## INSTRUCTIONS TO FOLLOW
Return the number of lines in which the word "сахалинских" appears; add nothing else.
──────── RECORDS FOR THIS EXERCISE ────────
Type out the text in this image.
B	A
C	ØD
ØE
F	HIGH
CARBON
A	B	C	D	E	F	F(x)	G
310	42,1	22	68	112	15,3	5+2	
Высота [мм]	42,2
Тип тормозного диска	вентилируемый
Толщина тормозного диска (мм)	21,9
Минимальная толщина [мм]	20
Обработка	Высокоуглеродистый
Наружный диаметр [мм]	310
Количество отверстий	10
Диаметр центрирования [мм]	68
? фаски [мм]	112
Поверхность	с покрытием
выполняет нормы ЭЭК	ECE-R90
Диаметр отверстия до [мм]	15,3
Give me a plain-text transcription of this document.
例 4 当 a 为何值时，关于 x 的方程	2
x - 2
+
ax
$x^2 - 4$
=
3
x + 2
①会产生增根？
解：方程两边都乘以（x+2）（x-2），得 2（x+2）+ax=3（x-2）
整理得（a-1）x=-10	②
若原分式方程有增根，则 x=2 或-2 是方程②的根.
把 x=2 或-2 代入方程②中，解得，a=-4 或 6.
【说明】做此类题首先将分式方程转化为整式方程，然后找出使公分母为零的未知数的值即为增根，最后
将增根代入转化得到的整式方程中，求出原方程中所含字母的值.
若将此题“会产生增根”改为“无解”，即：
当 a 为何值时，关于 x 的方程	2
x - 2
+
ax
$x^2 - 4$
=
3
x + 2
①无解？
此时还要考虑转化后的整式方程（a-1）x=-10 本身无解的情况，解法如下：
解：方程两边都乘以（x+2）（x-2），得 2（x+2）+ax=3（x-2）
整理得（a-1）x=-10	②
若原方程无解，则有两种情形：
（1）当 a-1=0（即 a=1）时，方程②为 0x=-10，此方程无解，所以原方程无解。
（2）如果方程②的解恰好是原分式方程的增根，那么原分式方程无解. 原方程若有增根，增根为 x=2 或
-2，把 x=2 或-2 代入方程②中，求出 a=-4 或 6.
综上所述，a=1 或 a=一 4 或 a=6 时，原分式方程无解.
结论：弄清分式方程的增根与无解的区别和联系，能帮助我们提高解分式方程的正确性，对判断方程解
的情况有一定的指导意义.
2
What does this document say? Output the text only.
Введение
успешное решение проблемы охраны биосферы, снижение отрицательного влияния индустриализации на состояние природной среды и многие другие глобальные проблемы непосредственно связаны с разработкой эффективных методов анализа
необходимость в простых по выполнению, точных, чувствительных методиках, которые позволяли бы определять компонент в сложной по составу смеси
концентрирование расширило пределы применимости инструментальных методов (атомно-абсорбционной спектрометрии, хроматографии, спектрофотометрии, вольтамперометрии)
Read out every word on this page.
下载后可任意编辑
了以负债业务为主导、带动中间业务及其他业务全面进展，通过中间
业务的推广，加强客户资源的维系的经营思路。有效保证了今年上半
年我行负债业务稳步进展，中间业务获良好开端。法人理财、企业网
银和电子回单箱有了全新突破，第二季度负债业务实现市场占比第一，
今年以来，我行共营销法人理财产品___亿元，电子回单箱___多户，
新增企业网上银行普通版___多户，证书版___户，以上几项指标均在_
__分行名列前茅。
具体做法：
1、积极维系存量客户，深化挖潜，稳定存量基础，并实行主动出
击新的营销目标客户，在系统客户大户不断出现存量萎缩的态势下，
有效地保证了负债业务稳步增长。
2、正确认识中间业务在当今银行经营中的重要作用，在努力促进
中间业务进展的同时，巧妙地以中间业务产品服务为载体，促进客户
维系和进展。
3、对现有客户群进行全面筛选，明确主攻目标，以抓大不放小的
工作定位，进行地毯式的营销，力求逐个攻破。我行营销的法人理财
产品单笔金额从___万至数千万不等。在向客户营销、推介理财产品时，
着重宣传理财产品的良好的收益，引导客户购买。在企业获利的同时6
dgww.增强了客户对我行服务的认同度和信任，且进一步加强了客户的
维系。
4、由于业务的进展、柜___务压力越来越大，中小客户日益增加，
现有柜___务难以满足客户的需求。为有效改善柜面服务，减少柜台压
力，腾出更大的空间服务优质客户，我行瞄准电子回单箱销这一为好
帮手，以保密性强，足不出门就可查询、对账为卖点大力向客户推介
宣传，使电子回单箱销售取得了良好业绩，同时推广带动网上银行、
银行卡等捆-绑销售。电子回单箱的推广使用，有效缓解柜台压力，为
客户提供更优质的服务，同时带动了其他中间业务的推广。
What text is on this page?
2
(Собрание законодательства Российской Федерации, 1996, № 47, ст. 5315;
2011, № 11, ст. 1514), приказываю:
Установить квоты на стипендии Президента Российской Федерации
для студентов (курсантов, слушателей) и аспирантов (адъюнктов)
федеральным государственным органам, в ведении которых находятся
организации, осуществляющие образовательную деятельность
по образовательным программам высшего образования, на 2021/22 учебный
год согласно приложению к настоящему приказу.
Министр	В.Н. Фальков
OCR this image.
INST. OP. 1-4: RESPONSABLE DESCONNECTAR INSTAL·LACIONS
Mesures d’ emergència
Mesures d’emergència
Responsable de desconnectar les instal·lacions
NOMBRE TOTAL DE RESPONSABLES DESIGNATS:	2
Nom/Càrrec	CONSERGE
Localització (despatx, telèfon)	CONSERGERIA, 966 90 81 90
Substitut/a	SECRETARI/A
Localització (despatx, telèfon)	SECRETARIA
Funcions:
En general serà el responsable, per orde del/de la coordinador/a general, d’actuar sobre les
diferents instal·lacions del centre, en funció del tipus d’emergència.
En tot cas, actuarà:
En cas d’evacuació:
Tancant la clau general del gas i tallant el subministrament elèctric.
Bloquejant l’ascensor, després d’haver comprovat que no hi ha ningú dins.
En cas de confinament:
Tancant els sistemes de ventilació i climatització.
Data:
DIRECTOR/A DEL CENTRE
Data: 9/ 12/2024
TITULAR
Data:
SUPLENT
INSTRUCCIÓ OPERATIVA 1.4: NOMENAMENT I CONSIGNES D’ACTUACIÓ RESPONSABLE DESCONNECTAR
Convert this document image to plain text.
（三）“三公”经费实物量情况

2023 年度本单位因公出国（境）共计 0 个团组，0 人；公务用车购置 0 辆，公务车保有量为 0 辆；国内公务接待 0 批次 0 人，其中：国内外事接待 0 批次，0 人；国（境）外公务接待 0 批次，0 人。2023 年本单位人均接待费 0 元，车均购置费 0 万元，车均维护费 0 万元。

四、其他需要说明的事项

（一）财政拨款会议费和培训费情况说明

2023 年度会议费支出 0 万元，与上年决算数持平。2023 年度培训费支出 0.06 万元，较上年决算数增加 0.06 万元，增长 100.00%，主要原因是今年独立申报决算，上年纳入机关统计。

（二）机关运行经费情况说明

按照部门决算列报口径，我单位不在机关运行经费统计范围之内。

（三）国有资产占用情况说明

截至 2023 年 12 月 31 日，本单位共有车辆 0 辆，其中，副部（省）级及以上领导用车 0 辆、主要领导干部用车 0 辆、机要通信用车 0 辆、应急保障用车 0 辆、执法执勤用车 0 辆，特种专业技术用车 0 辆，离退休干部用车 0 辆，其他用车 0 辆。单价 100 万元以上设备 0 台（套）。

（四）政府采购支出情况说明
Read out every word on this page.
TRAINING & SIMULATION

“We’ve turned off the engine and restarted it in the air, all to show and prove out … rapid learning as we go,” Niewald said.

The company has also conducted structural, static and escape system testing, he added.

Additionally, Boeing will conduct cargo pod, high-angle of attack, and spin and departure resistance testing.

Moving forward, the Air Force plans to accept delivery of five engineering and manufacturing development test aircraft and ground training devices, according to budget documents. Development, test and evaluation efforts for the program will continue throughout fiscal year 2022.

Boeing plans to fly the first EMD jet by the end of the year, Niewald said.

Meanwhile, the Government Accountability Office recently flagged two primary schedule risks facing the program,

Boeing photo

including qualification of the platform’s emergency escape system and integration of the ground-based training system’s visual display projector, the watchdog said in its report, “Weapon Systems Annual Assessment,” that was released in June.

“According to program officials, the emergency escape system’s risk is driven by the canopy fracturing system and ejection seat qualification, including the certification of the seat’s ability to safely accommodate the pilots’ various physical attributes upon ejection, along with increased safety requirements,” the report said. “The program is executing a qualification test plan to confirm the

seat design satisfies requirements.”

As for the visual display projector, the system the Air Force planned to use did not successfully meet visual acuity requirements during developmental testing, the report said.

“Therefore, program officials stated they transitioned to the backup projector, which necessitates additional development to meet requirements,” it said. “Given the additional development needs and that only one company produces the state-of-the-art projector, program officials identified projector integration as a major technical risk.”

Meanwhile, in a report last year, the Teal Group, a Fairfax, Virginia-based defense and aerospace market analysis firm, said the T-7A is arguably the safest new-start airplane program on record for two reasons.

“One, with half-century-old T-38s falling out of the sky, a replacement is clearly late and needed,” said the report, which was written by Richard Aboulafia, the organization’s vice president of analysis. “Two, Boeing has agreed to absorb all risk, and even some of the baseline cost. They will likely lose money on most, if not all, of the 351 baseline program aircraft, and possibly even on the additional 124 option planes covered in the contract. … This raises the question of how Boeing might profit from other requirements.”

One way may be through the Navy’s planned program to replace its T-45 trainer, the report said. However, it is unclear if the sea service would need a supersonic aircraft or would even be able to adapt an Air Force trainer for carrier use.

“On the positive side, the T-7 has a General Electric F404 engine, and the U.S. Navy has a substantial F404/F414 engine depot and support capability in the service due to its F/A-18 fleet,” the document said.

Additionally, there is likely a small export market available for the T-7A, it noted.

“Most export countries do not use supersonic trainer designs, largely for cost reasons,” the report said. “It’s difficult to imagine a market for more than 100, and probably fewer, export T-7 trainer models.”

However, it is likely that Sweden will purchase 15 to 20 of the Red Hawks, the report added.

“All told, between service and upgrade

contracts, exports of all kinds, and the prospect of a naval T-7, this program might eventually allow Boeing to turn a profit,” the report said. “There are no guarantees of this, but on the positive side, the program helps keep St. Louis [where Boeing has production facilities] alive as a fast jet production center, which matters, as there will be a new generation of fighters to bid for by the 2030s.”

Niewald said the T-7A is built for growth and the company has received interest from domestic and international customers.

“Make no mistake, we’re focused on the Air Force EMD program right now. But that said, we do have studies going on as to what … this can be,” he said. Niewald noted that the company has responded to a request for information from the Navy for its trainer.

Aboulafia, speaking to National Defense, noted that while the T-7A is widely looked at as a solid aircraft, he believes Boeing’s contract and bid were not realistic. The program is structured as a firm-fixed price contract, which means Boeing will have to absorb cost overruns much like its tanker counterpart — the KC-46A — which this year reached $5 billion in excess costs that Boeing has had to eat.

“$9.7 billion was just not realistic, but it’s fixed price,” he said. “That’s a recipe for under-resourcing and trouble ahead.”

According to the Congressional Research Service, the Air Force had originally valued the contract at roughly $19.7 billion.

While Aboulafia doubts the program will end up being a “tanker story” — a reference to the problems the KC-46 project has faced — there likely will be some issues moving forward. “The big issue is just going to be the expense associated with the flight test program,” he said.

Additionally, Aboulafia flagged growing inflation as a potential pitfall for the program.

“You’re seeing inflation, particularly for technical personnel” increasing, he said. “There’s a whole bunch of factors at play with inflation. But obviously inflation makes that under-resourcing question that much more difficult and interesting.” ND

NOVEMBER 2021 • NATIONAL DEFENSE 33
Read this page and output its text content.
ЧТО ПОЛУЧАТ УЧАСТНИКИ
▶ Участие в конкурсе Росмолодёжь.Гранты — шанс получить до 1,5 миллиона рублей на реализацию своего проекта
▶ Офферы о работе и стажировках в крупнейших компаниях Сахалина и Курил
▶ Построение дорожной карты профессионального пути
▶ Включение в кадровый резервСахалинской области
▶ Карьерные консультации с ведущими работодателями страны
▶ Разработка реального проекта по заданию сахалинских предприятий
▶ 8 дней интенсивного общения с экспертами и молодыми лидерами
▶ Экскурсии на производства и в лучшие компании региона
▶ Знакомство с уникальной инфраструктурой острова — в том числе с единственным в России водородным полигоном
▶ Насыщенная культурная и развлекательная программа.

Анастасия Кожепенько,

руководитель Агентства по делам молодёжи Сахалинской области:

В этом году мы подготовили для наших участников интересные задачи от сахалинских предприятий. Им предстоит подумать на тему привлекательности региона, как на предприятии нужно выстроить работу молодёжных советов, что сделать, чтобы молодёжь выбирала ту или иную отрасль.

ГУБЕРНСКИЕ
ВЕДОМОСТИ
────────
## EXERCISE RESPONSE
2